Reproduce the entries from the line containing "Give bounding boxes" through the line containing "feed-card[interactable]: SRV Little", replacing each occurrence of "heart-outline-icon" with "heart-icon" and leaving everything else unchanged.

_Records to use_
-- START --

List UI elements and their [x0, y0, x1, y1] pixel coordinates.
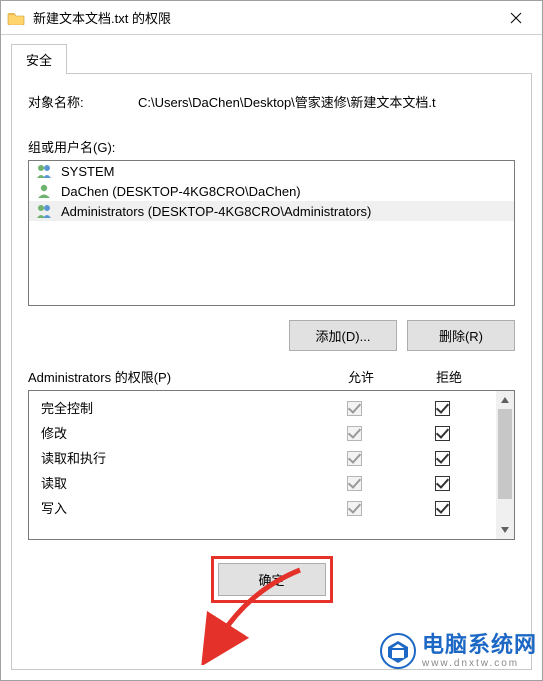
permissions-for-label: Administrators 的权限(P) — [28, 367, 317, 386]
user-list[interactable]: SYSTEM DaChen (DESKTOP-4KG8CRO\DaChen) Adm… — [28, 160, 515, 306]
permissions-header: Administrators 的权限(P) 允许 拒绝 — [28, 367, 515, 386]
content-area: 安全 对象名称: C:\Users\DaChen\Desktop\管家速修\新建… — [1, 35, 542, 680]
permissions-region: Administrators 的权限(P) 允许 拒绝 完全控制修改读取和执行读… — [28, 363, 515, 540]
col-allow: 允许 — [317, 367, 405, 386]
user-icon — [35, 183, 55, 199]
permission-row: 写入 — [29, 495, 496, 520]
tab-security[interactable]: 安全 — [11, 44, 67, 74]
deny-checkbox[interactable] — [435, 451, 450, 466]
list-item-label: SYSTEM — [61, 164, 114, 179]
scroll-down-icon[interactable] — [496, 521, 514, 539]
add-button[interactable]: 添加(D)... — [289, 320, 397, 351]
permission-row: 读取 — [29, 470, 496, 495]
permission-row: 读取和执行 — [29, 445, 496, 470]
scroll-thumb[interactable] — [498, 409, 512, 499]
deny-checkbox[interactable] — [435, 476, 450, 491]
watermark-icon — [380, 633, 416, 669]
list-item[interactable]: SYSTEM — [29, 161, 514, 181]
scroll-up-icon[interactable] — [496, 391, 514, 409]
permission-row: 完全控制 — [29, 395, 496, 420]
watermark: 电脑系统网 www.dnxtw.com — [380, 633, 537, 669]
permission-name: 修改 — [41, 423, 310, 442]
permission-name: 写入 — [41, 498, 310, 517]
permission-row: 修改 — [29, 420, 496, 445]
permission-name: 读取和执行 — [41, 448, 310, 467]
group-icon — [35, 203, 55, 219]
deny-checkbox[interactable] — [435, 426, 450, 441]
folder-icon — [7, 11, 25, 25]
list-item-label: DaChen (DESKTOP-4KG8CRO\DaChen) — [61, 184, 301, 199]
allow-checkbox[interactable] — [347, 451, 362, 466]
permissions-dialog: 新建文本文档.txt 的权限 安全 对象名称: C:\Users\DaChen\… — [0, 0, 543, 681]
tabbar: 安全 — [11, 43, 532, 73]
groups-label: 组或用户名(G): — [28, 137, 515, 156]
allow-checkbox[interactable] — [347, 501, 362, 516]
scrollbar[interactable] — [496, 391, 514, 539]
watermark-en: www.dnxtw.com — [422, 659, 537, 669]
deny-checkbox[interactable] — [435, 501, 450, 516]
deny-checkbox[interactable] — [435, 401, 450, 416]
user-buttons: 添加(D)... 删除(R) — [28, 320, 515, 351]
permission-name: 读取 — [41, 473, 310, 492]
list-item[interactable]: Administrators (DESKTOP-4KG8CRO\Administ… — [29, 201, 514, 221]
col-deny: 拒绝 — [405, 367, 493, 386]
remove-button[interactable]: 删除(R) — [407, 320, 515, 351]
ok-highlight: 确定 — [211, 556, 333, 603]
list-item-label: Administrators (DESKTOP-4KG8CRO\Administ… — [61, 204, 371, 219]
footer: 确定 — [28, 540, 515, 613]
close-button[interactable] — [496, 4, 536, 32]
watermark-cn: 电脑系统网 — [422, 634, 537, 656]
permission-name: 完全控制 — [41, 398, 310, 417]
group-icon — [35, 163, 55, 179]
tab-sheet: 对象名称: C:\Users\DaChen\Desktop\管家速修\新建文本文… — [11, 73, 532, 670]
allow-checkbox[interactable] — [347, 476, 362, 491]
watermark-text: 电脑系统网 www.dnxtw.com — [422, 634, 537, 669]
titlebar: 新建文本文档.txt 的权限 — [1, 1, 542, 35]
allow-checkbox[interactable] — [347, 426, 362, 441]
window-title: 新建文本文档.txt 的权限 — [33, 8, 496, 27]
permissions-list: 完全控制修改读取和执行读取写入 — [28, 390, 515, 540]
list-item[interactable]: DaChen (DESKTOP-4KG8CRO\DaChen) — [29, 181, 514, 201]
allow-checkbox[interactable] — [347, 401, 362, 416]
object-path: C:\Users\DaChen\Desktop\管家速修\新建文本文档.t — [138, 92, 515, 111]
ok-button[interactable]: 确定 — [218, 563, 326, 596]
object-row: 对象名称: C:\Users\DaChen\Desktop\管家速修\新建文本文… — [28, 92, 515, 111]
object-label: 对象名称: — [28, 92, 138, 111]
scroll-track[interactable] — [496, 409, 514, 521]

-- END --
-- START --

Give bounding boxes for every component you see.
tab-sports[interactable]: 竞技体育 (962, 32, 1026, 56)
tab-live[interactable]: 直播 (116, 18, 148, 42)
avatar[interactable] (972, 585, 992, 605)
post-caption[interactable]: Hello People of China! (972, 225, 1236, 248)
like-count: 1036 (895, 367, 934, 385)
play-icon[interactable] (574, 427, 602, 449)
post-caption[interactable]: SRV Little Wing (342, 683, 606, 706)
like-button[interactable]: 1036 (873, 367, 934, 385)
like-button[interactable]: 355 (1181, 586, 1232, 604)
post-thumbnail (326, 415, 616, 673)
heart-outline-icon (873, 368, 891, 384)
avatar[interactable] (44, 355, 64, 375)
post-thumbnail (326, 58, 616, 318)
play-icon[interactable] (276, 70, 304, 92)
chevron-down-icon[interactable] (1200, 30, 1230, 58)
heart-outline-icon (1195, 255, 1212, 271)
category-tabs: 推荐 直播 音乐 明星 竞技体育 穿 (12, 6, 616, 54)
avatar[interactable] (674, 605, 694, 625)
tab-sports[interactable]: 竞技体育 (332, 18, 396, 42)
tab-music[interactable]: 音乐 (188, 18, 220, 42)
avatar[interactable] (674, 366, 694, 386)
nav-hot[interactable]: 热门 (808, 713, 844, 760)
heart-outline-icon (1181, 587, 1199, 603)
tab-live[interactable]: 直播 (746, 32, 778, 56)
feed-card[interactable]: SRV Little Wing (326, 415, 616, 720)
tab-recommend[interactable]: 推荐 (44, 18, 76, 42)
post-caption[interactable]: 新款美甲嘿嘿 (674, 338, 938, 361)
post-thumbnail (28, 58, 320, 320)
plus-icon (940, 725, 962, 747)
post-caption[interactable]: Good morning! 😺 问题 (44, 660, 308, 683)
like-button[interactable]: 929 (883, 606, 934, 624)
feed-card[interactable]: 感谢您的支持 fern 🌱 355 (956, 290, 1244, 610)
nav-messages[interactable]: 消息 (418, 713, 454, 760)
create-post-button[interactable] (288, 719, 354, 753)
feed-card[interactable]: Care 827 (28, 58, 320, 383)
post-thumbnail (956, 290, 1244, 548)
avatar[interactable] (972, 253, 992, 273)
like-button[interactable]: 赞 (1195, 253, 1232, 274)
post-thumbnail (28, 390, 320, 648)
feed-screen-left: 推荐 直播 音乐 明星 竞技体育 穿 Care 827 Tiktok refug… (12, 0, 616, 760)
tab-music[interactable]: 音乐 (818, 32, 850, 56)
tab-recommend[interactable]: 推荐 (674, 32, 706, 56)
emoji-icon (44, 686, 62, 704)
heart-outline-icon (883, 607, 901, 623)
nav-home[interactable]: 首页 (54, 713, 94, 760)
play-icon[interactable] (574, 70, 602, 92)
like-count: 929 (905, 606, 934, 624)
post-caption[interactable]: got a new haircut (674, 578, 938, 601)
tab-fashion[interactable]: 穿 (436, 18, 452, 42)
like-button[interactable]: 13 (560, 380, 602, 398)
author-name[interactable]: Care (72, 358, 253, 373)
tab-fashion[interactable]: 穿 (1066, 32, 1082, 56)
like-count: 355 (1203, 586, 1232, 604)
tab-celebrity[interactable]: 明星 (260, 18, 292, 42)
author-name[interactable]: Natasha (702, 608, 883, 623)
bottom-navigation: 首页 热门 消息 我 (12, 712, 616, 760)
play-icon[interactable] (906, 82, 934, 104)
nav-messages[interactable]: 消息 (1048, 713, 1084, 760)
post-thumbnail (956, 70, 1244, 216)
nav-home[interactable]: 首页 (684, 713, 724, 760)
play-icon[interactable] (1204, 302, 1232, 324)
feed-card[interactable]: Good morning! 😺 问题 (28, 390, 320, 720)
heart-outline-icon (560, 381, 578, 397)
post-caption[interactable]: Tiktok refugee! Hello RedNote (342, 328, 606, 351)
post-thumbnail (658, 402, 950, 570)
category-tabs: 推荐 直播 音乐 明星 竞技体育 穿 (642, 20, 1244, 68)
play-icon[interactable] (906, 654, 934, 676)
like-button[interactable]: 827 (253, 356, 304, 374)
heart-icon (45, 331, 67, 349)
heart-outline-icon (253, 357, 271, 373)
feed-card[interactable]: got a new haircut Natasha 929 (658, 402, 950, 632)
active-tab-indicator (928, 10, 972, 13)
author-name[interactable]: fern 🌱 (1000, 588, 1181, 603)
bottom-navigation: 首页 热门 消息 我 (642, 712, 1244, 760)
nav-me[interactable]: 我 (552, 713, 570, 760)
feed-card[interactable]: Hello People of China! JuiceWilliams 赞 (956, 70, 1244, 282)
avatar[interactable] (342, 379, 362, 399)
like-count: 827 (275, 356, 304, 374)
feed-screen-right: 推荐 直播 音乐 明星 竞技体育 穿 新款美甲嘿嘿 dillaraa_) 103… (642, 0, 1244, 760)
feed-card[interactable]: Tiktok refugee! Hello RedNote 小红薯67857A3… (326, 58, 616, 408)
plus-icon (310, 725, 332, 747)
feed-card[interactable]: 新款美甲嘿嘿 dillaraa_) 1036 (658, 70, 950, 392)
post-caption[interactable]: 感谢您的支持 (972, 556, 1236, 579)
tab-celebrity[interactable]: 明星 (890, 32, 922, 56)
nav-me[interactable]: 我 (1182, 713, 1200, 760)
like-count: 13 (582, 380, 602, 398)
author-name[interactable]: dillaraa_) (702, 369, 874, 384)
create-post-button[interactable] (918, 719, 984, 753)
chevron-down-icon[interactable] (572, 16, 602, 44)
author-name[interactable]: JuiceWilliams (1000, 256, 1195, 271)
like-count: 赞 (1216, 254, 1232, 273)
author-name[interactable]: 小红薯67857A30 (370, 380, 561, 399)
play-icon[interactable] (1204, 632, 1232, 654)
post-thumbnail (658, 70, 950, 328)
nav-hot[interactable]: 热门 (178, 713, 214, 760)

-- END --
-- START --

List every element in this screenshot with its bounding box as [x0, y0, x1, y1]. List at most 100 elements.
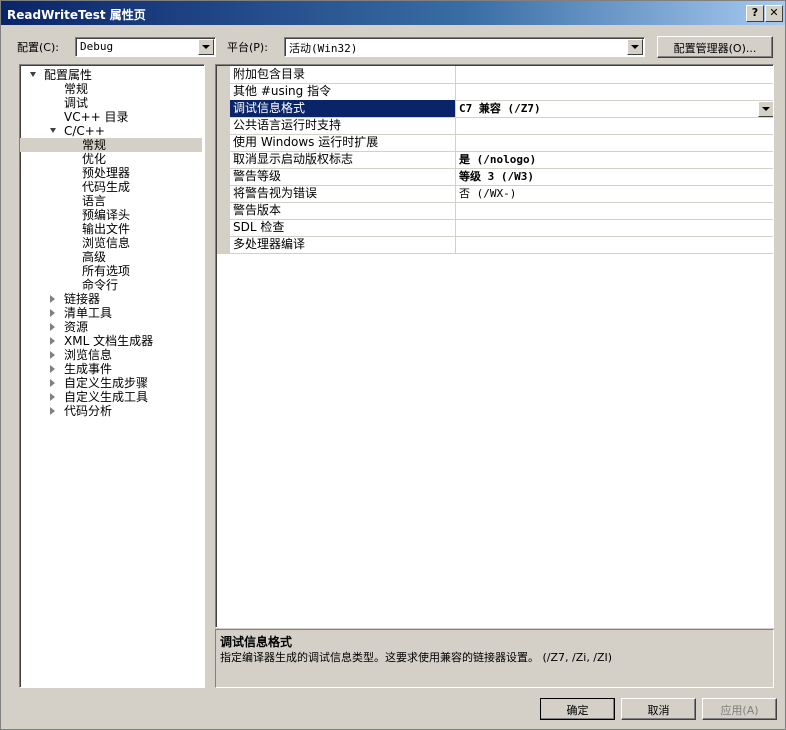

-- END --

_In response_
Give bounding boxes for every component you see.
tab-sports[interactable]: 竞技体育 (962, 32, 1026, 56)
tab-live[interactable]: 直播 (116, 18, 148, 42)
avatar[interactable] (972, 585, 992, 605)
post-caption[interactable]: Hello People of China! (972, 225, 1236, 248)
like-count: 1036 (895, 367, 934, 385)
play-icon[interactable] (574, 427, 602, 449)
post-caption[interactable]: SRV Little Wing (342, 683, 606, 706)
like-button[interactable]: 1036 (873, 367, 934, 385)
like-button[interactable]: 355 (1181, 586, 1232, 604)
post-thumbnail (326, 415, 616, 673)
heart-icon (873, 368, 891, 384)
avatar[interactable] (44, 355, 64, 375)
post-thumbnail (326, 58, 616, 318)
play-icon[interactable] (276, 70, 304, 92)
chevron-down-icon[interactable] (1200, 30, 1230, 58)
heart-icon (1195, 255, 1212, 271)
category-tabs: 推荐 直播 音乐 明星 竞技体育 穿 (12, 6, 616, 54)
avatar[interactable] (674, 605, 694, 625)
tab-sports[interactable]: 竞技体育 (332, 18, 396, 42)
tab-music[interactable]: 音乐 (188, 18, 220, 42)
avatar[interactable] (674, 366, 694, 386)
nav-hot[interactable]: 热门 (808, 713, 844, 760)
heart-icon (1181, 587, 1199, 603)
tab-live[interactable]: 直播 (746, 32, 778, 56)
feed-card[interactable]: SRV Little Wing (326, 415, 616, 720)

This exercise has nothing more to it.